_Dataset_
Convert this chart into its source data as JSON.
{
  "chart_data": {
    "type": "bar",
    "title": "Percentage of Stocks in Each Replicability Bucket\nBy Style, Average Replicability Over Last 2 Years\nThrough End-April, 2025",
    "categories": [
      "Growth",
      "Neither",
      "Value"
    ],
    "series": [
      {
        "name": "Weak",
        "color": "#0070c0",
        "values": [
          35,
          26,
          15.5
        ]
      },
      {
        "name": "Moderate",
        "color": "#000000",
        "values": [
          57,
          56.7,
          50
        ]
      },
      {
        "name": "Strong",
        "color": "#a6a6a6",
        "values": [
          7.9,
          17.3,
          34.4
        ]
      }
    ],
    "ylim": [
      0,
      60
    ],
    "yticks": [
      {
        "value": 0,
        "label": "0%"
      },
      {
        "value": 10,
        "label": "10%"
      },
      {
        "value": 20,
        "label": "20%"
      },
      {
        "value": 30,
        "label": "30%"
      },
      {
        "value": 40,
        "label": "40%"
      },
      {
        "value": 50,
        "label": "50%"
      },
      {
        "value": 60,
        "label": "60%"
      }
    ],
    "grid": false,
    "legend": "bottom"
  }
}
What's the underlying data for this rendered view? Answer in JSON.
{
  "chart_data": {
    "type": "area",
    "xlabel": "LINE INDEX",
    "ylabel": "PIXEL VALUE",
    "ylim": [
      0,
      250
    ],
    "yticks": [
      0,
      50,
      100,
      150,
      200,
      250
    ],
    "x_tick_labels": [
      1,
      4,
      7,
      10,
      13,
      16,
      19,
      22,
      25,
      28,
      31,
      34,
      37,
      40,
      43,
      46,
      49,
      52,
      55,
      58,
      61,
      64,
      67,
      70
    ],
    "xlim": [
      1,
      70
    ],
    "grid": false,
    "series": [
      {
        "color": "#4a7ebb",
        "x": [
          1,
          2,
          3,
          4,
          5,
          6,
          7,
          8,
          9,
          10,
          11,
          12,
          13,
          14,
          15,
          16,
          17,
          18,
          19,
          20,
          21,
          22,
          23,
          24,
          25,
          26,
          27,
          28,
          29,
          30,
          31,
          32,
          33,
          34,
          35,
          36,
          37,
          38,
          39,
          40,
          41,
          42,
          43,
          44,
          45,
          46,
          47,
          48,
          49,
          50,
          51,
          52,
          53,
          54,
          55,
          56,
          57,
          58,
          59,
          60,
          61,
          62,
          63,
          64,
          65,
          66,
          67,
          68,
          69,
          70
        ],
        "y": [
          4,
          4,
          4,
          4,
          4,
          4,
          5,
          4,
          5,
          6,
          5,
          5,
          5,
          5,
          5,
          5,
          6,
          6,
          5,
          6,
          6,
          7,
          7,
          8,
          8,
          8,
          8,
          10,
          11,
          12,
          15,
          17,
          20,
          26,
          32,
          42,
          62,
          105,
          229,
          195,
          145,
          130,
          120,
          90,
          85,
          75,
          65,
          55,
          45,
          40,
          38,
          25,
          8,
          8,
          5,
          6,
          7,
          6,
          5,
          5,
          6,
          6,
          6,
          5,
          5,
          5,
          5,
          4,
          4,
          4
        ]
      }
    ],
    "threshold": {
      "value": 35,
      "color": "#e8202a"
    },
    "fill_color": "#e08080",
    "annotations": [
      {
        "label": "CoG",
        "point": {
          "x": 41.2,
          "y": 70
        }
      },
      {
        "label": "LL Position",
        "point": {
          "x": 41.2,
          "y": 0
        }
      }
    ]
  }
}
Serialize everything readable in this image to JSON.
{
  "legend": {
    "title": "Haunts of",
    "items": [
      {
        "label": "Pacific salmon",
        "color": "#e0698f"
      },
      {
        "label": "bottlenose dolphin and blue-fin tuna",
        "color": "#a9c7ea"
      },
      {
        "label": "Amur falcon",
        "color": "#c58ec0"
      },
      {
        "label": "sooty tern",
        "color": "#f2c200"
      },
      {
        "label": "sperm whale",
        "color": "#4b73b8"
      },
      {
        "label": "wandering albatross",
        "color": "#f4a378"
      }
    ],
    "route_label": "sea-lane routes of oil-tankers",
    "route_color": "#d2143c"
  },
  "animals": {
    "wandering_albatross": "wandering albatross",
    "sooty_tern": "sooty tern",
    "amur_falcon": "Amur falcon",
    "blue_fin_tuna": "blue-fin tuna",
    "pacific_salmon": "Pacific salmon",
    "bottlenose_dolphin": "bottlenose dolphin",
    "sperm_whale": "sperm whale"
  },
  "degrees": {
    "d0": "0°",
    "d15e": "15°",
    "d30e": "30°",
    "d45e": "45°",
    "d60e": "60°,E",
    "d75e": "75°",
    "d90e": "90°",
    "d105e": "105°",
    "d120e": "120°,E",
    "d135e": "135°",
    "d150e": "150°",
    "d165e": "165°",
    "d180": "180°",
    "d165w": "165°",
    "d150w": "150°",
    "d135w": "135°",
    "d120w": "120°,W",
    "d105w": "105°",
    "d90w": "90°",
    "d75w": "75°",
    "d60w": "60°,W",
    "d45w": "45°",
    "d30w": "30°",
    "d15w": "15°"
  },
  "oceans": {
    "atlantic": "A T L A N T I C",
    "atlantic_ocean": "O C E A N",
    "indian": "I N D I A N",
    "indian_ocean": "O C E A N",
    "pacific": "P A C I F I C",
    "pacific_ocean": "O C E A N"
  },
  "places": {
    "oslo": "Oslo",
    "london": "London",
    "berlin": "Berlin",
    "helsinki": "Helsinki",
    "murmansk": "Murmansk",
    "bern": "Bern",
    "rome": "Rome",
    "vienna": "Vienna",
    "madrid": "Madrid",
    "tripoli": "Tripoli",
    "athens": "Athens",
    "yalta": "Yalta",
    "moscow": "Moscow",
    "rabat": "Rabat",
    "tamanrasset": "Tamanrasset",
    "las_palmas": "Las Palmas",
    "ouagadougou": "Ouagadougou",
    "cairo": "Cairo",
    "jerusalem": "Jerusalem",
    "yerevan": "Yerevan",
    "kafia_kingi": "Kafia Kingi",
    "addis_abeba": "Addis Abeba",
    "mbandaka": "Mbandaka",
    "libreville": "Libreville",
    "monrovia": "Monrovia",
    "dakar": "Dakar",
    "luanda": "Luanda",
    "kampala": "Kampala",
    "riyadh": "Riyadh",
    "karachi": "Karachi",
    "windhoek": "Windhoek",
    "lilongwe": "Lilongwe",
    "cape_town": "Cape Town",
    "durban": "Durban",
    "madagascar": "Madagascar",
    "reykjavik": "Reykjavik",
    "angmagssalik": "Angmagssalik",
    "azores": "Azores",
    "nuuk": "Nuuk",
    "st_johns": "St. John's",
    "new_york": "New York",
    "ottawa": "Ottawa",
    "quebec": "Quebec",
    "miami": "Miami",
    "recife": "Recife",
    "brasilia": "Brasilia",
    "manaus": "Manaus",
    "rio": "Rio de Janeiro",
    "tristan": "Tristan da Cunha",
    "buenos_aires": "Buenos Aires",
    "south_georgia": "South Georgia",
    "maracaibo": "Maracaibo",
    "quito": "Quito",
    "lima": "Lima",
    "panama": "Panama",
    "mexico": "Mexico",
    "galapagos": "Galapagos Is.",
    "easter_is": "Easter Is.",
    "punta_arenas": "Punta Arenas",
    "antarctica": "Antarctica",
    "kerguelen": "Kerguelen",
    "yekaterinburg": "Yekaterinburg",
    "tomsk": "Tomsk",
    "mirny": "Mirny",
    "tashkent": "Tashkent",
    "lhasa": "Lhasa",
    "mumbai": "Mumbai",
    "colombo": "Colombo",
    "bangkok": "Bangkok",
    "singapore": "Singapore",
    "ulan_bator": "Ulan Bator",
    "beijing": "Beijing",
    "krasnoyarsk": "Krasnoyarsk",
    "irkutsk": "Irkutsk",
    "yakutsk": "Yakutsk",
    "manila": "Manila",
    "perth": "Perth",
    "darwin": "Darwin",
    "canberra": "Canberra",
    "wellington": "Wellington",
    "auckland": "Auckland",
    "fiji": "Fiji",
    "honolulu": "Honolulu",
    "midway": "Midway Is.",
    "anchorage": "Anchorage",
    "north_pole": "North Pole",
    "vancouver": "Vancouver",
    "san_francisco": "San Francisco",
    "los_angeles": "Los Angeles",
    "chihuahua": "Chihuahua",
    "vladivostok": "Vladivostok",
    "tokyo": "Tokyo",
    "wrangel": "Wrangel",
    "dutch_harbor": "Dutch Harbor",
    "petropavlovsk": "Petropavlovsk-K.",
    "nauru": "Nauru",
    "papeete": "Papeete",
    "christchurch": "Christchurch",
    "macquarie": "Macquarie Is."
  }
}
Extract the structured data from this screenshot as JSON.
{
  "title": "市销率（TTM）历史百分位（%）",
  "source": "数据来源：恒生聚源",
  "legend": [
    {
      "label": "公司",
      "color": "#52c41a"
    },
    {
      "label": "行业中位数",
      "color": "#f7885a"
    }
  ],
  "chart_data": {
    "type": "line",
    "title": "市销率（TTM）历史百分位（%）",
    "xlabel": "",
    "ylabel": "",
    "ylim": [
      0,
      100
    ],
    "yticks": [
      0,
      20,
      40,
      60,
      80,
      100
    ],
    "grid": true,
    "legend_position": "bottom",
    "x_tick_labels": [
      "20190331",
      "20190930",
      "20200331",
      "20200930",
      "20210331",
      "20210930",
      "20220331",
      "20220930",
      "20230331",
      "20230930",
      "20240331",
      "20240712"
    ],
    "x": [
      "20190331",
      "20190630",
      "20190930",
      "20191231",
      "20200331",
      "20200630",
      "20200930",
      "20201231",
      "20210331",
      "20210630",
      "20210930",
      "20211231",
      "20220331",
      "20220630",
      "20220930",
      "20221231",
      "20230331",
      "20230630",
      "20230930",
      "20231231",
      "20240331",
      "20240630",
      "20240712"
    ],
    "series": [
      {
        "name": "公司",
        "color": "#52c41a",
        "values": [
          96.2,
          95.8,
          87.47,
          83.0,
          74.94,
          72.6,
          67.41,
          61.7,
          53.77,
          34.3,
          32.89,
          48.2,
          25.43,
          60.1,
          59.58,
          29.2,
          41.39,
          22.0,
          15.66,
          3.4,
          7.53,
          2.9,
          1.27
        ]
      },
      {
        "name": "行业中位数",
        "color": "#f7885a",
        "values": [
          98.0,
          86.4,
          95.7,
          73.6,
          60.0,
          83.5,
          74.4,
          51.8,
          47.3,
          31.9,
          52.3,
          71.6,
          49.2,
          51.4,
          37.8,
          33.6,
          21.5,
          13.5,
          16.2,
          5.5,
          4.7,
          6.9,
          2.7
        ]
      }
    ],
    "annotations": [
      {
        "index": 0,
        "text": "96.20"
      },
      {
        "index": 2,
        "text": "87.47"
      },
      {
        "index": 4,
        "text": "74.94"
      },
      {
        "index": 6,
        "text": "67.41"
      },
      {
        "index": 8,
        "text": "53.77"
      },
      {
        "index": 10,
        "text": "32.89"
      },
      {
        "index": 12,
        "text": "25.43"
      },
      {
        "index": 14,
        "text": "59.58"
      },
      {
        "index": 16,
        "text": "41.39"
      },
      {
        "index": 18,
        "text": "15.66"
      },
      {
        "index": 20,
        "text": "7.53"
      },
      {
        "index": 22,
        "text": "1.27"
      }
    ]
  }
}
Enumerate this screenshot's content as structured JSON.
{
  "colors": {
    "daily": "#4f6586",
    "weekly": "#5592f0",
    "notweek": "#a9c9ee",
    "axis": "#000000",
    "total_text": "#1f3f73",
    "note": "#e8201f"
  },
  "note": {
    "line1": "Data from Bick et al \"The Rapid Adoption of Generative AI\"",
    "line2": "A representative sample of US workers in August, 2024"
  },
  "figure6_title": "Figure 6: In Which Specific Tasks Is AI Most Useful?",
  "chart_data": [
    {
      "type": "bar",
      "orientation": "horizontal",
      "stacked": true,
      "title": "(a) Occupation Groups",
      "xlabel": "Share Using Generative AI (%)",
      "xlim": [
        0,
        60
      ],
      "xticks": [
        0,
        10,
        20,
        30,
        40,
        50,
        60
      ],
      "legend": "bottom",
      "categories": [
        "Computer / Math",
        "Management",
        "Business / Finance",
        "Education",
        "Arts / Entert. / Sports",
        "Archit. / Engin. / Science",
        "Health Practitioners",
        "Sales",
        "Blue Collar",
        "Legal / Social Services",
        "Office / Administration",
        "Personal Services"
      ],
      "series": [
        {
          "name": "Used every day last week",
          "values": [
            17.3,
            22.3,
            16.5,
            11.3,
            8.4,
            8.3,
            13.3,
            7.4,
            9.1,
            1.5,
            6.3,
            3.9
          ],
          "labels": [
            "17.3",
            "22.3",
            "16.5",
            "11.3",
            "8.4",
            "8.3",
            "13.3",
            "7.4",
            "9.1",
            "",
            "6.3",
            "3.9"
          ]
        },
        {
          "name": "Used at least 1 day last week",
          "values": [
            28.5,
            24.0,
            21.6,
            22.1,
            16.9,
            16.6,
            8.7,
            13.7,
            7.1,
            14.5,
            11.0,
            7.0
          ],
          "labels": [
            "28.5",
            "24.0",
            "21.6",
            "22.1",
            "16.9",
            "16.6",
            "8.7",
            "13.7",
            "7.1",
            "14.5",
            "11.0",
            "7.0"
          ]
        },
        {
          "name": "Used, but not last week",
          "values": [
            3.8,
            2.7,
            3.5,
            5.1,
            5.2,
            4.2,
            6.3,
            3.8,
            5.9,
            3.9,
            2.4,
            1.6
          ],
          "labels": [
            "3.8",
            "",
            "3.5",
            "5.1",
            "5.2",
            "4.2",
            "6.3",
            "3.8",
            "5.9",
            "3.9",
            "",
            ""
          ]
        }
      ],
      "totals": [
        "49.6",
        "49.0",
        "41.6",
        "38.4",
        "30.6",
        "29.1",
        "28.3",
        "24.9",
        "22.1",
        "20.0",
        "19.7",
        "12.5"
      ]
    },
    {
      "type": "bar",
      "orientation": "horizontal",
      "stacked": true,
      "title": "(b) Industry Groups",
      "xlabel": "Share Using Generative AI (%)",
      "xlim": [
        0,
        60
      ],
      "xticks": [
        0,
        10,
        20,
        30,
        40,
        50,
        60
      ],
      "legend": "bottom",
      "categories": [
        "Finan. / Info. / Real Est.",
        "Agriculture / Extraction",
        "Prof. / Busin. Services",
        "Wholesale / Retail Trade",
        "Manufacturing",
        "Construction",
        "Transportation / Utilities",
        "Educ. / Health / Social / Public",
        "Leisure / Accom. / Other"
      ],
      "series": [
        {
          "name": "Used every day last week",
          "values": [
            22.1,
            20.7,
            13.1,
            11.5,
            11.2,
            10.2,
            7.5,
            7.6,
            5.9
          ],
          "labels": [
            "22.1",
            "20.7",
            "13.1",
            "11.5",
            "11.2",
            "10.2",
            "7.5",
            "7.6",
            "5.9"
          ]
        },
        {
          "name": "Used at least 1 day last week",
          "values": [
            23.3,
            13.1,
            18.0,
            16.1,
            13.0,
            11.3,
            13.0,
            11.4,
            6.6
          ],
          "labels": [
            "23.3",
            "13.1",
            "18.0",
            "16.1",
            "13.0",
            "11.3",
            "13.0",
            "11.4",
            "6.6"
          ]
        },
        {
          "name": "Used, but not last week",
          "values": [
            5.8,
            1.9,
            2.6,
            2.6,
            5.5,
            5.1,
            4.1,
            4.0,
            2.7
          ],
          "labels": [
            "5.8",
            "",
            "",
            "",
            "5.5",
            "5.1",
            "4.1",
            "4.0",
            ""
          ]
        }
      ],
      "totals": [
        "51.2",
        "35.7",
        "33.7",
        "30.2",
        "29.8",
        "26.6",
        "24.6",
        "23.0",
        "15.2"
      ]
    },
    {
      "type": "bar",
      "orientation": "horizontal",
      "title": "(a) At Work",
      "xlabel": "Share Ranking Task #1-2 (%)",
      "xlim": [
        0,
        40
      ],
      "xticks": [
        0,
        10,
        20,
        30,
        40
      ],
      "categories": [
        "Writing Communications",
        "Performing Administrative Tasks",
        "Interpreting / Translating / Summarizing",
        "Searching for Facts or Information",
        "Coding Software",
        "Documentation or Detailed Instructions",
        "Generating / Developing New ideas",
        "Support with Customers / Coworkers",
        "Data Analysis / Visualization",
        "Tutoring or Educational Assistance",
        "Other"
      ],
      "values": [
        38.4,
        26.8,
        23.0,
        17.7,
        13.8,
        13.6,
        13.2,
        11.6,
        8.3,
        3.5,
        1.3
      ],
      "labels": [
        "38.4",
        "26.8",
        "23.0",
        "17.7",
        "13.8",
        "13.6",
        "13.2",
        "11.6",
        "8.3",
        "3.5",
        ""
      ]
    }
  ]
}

_Work to do_
In the entries above, find each line with the word "Tasks" and copy it.

_Solution below_
  "figure6_title": "Figure 6: In Which Specific Tasks Is AI Most Useful?",
        "Performing Administrative Tasks",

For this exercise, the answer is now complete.